* **Request**
Extract each line holding the word "Film" from the entries.

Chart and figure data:
====
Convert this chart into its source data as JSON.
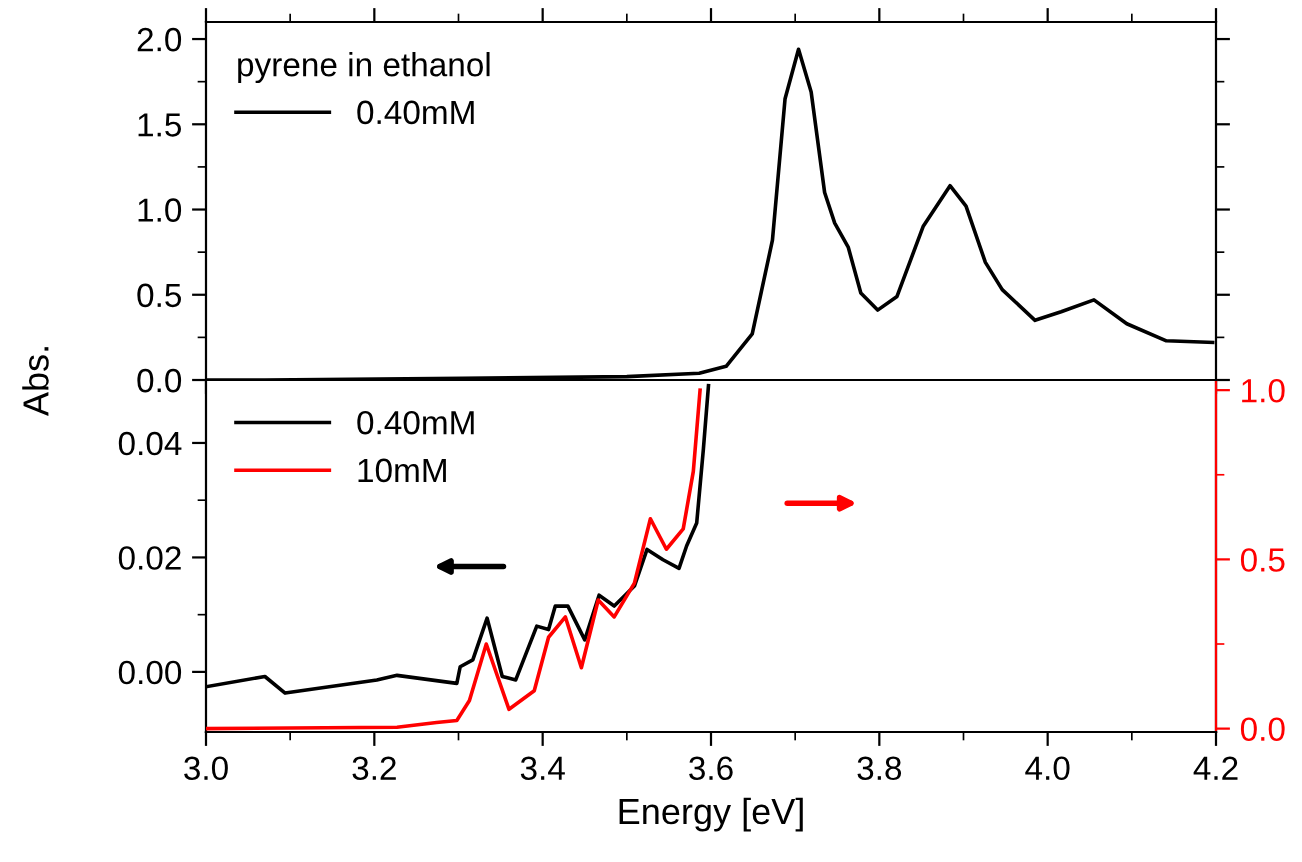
{
  "chart_data": [
    {
      "type": "line",
      "ylabel": "Abs.",
      "legend_title": "pyrene in ethanol",
      "legend": "top left",
      "tick_labels": "y",
      "xlim": [
        3.0,
        4.2
      ],
      "xticks": [
        3.0,
        3.2,
        3.4,
        3.6,
        3.8,
        4.0,
        4.2
      ],
      "ylim": [
        0,
        2.1
      ],
      "yticks": [
        {
          "value": 0,
          "label": "0.0"
        },
        0.5,
        {
          "value": 1,
          "label": "1.0"
        },
        1.5,
        {
          "value": 2,
          "label": "2.0"
        }
      ],
      "series": [
        {
          "name": "0.40mM",
          "color": "#000000",
          "x": [
            3.0,
            3.07,
            3.305,
            3.5,
            3.586,
            3.618,
            3.649,
            3.673,
            3.688,
            3.704,
            3.719,
            3.735,
            3.747,
            3.763,
            3.778,
            3.798,
            3.821,
            3.852,
            3.884,
            3.903,
            3.926,
            3.946,
            3.985,
            4.016,
            4.055,
            4.094,
            4.141,
            4.196
          ],
          "values": [
            0.0,
            0.0,
            0.01,
            0.02,
            0.04,
            0.08,
            0.27,
            0.82,
            1.65,
            1.94,
            1.69,
            1.1,
            0.92,
            0.78,
            0.51,
            0.41,
            0.49,
            0.9,
            1.14,
            1.02,
            0.69,
            0.53,
            0.35,
            0.4,
            0.47,
            0.33,
            0.23,
            0.22
          ]
        }
      ]
    },
    {
      "type": "line",
      "xlabel": "Energy [eV]",
      "legend": "top left",
      "xlim": [
        3.0,
        4.2
      ],
      "xticks": [
        {
          "value": 3.0,
          "label": "3.0"
        },
        3.2,
        3.4,
        3.6,
        3.8,
        {
          "value": 4.0,
          "label": "4.0"
        },
        4.2
      ],
      "ylim": [
        -0.0105,
        0.051
      ],
      "yticks": [
        {
          "value": 0,
          "label": "0.00"
        },
        {
          "value": 0.02,
          "label": "0.02"
        },
        {
          "value": 0.04,
          "label": "0.04"
        }
      ],
      "y2lim": [
        -0.01,
        1.03
      ],
      "y2ticks": [
        {
          "value": 0,
          "label": "0.0"
        },
        0.5,
        {
          "value": 1,
          "label": "1.0"
        }
      ],
      "series": [
        {
          "name": "0.40mM",
          "color": "#000000",
          "x": [
            3.0,
            3.07,
            3.094,
            3.203,
            3.227,
            3.298,
            3.302,
            3.317,
            3.334,
            3.352,
            3.368,
            3.393,
            3.407,
            3.415,
            3.43,
            3.45,
            3.467,
            3.485,
            3.509,
            3.524,
            3.543,
            3.562,
            3.571,
            3.583,
            3.591,
            3.597
          ],
          "values": [
            -0.0026,
            -0.0008,
            -0.0037,
            -0.0014,
            -0.0006,
            -0.002,
            0.0009,
            0.0021,
            0.0094,
            -0.0008,
            -0.0014,
            0.008,
            0.0074,
            0.0115,
            0.0115,
            0.0056,
            0.0134,
            0.0115,
            0.015,
            0.0214,
            0.0196,
            0.0181,
            0.022,
            0.026,
            0.039,
            0.05
          ]
        },
        {
          "name": "10mM",
          "color": "#ff0000",
          "axis": "y2",
          "x": [
            3.0,
            3.227,
            3.274,
            3.298,
            3.313,
            3.333,
            3.36,
            3.39,
            3.407,
            3.427,
            3.446,
            3.466,
            3.485,
            3.509,
            3.528,
            3.547,
            3.567,
            3.579,
            3.587
          ],
          "values": [
            0.0,
            0.004,
            0.018,
            0.024,
            0.083,
            0.25,
            0.057,
            0.112,
            0.27,
            0.33,
            0.18,
            0.38,
            0.33,
            0.43,
            0.62,
            0.53,
            0.59,
            0.76,
            1.0
          ]
        }
      ]
    }
  ]
}
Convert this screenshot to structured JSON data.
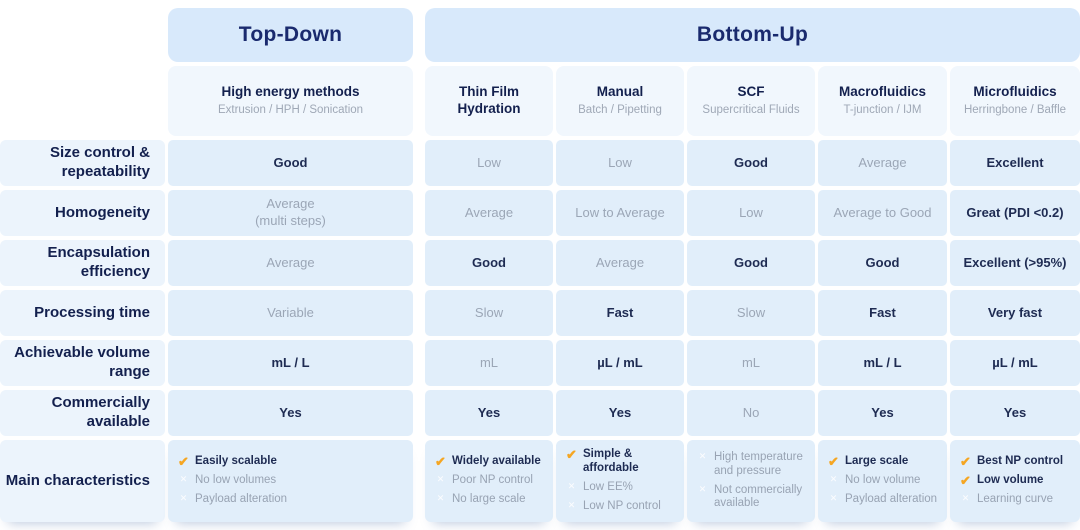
{
  "chart_data": {
    "type": "table",
    "icons": {
      "check": "✔",
      "cross": "✕"
    },
    "colors": {
      "banner_bg": "#d8e9fb",
      "header_cell_bg": "#f1f7fd",
      "row_band_bg": "#e1eefa",
      "label_band_bg": "#ecf4fc",
      "heading_text": "#1a2a6e",
      "value_text_strong": "#1e2b52",
      "value_text_muted": "#9ba6b6",
      "check_orange": "#f5a623"
    },
    "group_headers": [
      {
        "label": "Top-Down",
        "columns": [
          "High energy methods"
        ]
      },
      {
        "label": "Bottom-Up",
        "columns": [
          "Thin Film Hydration",
          "Manual",
          "SCF",
          "Macrofluidics",
          "Microfluidics"
        ]
      }
    ],
    "columns": [
      {
        "title": "High energy methods",
        "subtitle": "Extrusion / HPH / Sonication"
      },
      {
        "title": "Thin Film Hydration",
        "subtitle": ""
      },
      {
        "title": "Manual",
        "subtitle": "Batch / Pipetting"
      },
      {
        "title": "SCF",
        "subtitle": "Supercritical Fluids"
      },
      {
        "title": "Macrofluidics",
        "subtitle": "T-junction / IJM"
      },
      {
        "title": "Microfluidics",
        "subtitle": "Herringbone / Baffle"
      }
    ],
    "rows": [
      {
        "label": "Size control & repeatability",
        "cells": [
          {
            "text": "Good",
            "em": true
          },
          {
            "text": "Low",
            "em": false
          },
          {
            "text": "Low",
            "em": false
          },
          {
            "text": "Good",
            "em": true
          },
          {
            "text": "Average",
            "em": false
          },
          {
            "text": "Excellent",
            "em": true
          }
        ]
      },
      {
        "label": "Homogeneity",
        "cells": [
          {
            "text": "Average",
            "line2": "(multi steps)",
            "em": false
          },
          {
            "text": "Average",
            "em": false
          },
          {
            "text": "Low to Average",
            "em": false
          },
          {
            "text": "Low",
            "em": false
          },
          {
            "text": "Average to Good",
            "em": false
          },
          {
            "text": "Great (PDI <0.2)",
            "em": true
          }
        ]
      },
      {
        "label": "Encapsulation efficiency",
        "cells": [
          {
            "text": "Average",
            "em": false
          },
          {
            "text": "Good",
            "em": true
          },
          {
            "text": "Average",
            "em": false
          },
          {
            "text": "Good",
            "em": true
          },
          {
            "text": "Good",
            "em": true
          },
          {
            "text": "Excellent (>95%)",
            "em": true
          }
        ]
      },
      {
        "label": "Processing time",
        "cells": [
          {
            "text": "Variable",
            "em": false
          },
          {
            "text": "Slow",
            "em": false
          },
          {
            "text": "Fast",
            "em": true
          },
          {
            "text": "Slow",
            "em": false
          },
          {
            "text": "Fast",
            "em": true
          },
          {
            "text": "Very fast",
            "em": true
          }
        ]
      },
      {
        "label": "Achievable volume range",
        "cells": [
          {
            "text": "mL / L",
            "em": true
          },
          {
            "text": "mL",
            "em": false
          },
          {
            "text": "µL / mL",
            "em": true
          },
          {
            "text": "mL",
            "em": false
          },
          {
            "text": "mL / L",
            "em": true
          },
          {
            "text": "µL / mL",
            "em": true
          }
        ]
      },
      {
        "label": "Commercially available",
        "cells": [
          {
            "text": "Yes",
            "em": true
          },
          {
            "text": "Yes",
            "em": true
          },
          {
            "text": "Yes",
            "em": true
          },
          {
            "text": "No",
            "em": false
          },
          {
            "text": "Yes",
            "em": true
          },
          {
            "text": "Yes",
            "em": true
          }
        ]
      }
    ],
    "characteristics": {
      "label": "Main characteristics",
      "columns": [
        {
          "items": [
            {
              "icon": "check",
              "label": "Easily scalable",
              "em": true
            },
            {
              "icon": "cross",
              "label": "No low volumes",
              "em": false
            },
            {
              "icon": "cross",
              "label": "Payload alteration",
              "em": false
            }
          ]
        },
        {
          "items": [
            {
              "icon": "check",
              "label": "Widely available",
              "em": true
            },
            {
              "icon": "cross",
              "label": "Poor NP control",
              "em": false
            },
            {
              "icon": "cross",
              "label": "No large scale",
              "em": false
            }
          ]
        },
        {
          "items": [
            {
              "icon": "check",
              "label": "Simple & affordable",
              "em": true
            },
            {
              "icon": "cross",
              "label": "Low EE%",
              "em": false
            },
            {
              "icon": "cross",
              "label": "Low NP control",
              "em": false
            }
          ]
        },
        {
          "items": [
            {
              "icon": "cross",
              "label": "High temperature and pressure",
              "em": false
            },
            {
              "icon": "cross",
              "label": "Not commercially available",
              "em": false
            }
          ]
        },
        {
          "items": [
            {
              "icon": "check",
              "label": "Large scale",
              "em": true
            },
            {
              "icon": "cross",
              "label": "No low volume",
              "em": false
            },
            {
              "icon": "cross",
              "label": "Payload alteration",
              "em": false
            }
          ]
        },
        {
          "items": [
            {
              "icon": "check",
              "label": "Best NP control",
              "em": true
            },
            {
              "icon": "check",
              "label": "Low volume",
              "em": true
            },
            {
              "icon": "cross",
              "label": "Learning curve",
              "em": false
            }
          ]
        }
      ]
    }
  }
}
====
* **Expected output**
          "Thin Film Hydration",
        "title": "Thin Film Hydration",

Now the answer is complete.